● **Task brief**: Pick out each line below containing "Roll".

● **Data to process**:
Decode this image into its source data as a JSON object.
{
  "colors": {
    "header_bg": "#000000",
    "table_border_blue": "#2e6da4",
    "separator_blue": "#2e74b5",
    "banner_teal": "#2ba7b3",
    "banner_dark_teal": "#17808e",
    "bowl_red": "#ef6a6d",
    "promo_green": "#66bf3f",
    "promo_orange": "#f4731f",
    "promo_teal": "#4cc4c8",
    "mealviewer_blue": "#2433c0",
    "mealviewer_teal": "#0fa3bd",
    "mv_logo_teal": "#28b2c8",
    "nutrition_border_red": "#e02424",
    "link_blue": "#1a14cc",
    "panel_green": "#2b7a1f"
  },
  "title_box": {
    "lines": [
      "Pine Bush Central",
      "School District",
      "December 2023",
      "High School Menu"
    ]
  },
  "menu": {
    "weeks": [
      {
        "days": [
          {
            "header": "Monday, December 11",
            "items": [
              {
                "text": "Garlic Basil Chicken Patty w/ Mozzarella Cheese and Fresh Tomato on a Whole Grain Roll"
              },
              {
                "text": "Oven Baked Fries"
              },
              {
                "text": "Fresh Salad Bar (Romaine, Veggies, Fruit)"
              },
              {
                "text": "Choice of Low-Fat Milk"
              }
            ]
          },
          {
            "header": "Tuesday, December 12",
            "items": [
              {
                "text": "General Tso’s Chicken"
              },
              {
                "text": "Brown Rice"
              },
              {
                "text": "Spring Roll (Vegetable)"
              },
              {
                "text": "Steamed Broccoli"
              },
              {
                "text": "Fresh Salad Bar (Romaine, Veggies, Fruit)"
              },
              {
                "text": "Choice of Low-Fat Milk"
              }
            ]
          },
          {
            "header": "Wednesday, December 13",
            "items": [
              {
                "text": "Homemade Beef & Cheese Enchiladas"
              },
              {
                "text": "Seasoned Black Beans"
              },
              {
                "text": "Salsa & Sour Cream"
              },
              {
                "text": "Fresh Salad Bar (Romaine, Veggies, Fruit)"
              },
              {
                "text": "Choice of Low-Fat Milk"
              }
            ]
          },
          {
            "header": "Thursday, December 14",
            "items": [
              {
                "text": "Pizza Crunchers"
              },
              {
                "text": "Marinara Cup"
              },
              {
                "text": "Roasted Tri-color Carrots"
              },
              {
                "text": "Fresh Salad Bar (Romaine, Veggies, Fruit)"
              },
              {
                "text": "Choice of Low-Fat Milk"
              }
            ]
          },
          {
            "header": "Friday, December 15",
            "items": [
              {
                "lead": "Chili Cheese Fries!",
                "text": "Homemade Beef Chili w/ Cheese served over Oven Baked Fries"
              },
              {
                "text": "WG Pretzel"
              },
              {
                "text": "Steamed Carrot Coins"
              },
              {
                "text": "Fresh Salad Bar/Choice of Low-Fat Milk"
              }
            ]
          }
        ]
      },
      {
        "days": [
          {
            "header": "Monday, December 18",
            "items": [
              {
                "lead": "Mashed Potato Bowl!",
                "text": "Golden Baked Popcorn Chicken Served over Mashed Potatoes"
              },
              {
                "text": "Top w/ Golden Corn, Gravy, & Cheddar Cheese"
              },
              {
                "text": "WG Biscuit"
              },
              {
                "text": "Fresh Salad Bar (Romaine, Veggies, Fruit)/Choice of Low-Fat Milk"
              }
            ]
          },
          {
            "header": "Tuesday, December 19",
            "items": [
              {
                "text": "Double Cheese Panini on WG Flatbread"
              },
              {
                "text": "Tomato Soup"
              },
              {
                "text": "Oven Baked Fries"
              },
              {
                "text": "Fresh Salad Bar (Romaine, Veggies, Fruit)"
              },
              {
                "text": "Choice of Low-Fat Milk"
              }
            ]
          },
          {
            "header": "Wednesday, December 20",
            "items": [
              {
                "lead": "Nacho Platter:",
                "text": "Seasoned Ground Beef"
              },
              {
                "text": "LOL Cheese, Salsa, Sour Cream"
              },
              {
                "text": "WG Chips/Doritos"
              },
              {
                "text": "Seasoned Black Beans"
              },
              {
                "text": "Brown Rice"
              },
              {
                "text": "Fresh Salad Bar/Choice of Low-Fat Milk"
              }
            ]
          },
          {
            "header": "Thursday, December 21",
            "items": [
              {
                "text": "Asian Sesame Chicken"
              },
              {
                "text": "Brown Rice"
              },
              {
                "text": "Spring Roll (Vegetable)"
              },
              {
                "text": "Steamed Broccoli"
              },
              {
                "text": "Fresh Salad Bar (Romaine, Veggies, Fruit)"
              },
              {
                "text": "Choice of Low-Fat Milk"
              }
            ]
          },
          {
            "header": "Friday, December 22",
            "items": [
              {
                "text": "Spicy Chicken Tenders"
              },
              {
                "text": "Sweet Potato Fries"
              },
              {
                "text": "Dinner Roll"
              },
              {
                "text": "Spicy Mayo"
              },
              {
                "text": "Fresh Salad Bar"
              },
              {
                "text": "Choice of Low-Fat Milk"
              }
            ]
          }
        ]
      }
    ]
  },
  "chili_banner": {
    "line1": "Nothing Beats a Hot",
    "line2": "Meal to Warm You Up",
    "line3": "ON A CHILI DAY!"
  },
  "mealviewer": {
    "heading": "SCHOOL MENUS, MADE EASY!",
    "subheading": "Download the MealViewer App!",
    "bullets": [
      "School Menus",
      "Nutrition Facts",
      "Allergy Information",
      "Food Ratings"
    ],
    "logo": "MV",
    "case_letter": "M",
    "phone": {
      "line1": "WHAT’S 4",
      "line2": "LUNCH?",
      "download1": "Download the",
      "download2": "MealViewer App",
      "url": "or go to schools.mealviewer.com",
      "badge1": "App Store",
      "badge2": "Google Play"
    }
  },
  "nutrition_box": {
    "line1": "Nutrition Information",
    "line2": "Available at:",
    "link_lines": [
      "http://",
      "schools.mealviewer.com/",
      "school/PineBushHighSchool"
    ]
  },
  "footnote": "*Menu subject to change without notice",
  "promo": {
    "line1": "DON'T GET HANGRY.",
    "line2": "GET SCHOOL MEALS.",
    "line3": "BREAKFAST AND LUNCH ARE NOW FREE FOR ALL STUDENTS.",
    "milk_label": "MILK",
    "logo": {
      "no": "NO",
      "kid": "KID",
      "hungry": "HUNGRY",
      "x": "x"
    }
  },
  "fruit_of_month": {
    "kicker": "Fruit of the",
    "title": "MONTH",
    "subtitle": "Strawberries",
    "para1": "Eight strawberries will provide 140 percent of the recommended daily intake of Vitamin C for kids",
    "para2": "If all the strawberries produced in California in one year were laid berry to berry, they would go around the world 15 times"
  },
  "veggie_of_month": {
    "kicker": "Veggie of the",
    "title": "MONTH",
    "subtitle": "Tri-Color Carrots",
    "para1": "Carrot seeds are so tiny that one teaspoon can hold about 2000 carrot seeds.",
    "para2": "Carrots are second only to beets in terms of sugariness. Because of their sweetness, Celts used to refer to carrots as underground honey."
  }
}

● **Response**:
                "text": "Garlic Basil Chicken Patty w/ Mozzarella Cheese and Fresh Tomato on a Whole Grain Roll"
                "text": "Spring Roll (Vegetable)"
                "text": "Spring Roll (Vegetable)"
                "text": "Dinner Roll"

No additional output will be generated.